Records drawn from a dataset
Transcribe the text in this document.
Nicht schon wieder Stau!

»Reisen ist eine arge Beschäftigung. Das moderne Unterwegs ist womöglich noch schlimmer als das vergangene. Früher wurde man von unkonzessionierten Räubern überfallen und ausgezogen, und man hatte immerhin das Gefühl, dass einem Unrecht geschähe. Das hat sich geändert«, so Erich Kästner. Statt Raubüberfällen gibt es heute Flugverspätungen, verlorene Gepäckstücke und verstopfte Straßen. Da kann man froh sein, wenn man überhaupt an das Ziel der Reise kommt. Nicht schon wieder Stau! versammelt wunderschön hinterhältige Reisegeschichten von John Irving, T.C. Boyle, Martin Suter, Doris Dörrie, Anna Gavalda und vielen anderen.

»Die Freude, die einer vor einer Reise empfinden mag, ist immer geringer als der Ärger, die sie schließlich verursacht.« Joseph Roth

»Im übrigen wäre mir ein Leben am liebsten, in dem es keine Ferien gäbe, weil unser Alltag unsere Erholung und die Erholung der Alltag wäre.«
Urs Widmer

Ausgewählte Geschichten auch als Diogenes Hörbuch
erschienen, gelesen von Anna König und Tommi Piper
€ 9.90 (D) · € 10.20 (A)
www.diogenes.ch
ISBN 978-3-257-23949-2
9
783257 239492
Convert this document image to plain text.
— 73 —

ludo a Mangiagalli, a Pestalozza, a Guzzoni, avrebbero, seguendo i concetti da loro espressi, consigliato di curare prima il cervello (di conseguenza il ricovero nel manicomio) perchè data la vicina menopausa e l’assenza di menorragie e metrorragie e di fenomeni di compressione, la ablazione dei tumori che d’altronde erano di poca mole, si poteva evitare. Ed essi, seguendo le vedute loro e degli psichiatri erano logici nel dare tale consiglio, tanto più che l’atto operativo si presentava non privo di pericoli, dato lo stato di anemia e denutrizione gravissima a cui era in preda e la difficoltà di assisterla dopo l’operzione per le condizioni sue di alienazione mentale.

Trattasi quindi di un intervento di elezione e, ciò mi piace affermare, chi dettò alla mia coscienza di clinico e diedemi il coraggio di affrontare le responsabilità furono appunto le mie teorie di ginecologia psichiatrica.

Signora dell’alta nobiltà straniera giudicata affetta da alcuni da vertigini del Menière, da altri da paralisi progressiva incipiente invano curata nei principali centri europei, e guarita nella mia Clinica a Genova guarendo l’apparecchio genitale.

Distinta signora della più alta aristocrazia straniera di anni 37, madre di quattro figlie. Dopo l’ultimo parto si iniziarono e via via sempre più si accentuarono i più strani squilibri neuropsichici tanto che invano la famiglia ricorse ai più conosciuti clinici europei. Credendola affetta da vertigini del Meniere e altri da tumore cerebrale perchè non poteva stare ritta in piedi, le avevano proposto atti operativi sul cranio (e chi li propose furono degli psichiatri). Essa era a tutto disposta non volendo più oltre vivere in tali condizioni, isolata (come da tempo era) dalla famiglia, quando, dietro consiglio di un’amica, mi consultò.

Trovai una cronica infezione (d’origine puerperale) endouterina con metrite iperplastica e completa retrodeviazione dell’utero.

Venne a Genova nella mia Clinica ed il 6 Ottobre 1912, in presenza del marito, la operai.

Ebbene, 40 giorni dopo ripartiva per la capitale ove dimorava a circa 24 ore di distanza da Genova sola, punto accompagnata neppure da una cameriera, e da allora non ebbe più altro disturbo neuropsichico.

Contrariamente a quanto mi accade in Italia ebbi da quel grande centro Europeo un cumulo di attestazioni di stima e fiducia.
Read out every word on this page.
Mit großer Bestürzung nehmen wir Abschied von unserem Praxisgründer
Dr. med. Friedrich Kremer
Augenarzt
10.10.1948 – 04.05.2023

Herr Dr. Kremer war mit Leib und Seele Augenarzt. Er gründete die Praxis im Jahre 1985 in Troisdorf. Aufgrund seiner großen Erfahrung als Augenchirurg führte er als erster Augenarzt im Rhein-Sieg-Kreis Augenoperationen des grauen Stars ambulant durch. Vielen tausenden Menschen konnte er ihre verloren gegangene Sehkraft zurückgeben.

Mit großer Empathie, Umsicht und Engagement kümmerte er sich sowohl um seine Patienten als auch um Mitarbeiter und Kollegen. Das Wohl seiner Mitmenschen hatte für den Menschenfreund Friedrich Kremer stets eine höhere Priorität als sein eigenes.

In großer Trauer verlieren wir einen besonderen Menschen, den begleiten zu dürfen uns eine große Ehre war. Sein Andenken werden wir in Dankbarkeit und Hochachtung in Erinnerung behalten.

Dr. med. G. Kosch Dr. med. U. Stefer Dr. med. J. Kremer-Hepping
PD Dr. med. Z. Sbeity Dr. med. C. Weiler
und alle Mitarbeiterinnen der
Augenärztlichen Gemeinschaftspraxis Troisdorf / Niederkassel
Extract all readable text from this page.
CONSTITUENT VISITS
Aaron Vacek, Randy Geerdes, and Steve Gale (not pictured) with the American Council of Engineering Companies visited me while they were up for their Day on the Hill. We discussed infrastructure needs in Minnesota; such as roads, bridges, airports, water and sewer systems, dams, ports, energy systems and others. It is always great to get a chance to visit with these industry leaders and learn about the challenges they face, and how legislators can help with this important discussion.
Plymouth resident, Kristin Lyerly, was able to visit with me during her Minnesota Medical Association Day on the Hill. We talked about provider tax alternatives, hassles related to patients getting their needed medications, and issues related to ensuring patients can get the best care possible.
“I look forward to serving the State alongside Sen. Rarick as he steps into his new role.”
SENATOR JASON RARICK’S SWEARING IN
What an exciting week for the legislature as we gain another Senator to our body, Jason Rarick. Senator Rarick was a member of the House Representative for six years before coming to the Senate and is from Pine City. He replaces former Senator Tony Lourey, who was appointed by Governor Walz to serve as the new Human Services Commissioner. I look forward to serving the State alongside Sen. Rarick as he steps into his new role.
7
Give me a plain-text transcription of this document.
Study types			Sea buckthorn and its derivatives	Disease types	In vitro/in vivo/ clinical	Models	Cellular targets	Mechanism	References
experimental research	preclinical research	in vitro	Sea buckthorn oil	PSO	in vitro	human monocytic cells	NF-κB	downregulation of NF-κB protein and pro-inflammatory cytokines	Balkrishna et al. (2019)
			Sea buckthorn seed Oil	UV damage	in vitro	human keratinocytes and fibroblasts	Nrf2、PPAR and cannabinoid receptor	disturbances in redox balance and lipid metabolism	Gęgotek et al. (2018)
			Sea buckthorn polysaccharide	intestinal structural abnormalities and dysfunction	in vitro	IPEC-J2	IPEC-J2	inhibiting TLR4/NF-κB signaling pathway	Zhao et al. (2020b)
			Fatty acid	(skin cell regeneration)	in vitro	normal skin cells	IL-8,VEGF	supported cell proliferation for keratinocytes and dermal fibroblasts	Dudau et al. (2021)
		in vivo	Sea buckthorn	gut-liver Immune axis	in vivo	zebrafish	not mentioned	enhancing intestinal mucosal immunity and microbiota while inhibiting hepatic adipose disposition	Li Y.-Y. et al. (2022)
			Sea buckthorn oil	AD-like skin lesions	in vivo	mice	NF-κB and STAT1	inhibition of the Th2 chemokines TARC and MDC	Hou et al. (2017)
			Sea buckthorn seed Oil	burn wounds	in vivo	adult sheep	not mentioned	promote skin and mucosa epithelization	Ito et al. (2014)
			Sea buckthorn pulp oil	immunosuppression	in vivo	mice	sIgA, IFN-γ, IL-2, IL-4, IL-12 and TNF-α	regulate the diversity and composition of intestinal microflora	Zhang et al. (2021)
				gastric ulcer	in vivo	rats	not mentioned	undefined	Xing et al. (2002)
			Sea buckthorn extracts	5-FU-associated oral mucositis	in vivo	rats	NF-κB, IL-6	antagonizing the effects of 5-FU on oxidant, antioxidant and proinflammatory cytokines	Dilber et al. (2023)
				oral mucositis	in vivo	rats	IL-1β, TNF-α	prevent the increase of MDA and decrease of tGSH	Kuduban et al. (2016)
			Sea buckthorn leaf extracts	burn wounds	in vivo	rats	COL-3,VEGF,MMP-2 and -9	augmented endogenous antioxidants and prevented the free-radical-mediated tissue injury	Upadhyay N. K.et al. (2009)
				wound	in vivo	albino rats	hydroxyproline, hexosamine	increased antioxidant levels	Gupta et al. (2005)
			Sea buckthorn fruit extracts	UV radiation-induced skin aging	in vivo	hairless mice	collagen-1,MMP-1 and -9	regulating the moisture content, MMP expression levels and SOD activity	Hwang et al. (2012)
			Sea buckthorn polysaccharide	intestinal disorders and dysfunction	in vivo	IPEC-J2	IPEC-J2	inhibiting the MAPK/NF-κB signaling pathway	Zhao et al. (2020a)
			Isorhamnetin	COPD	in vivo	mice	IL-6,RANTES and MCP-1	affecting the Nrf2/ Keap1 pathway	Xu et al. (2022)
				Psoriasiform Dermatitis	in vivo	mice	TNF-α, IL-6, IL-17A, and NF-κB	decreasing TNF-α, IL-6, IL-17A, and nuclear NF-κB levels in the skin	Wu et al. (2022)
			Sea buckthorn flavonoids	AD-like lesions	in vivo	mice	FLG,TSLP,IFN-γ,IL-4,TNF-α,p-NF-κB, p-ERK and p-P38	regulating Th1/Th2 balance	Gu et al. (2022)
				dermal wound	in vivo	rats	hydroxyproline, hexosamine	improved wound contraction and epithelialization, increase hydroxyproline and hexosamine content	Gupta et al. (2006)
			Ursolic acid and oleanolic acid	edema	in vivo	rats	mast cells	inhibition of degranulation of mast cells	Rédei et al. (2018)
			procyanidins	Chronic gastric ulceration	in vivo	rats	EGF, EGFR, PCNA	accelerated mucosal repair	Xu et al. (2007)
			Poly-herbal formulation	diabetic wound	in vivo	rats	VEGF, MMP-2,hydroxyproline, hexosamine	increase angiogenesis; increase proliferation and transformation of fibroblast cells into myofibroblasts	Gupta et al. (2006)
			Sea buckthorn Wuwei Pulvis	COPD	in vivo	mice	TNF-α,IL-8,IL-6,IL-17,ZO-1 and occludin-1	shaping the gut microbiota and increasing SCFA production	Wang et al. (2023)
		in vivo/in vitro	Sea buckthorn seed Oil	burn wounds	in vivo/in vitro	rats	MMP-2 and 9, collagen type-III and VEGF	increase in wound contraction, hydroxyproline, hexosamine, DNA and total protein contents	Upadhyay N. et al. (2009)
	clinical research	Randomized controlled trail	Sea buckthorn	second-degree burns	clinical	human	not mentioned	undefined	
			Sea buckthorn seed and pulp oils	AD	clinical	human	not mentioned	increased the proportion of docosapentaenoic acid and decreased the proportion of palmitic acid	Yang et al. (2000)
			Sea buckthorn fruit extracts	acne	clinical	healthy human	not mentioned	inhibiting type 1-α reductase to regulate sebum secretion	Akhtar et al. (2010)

ACTIVITY
Within the records, filter for lines that contain the word "Friedrich" and show each one.

RESULT OF THIS EXERCISE
Dr. med. Friedrich Kremer
Mit großer Empathie, Umsicht und Engagement kümmerte er sich sowohl um seine Patienten als auch um Mitarbeiter und Kollegen. Das Wohl seiner Mitmenschen hatte für den Menschenfreund Friedrich Kremer stets eine höhere Priorität als sein eigenes.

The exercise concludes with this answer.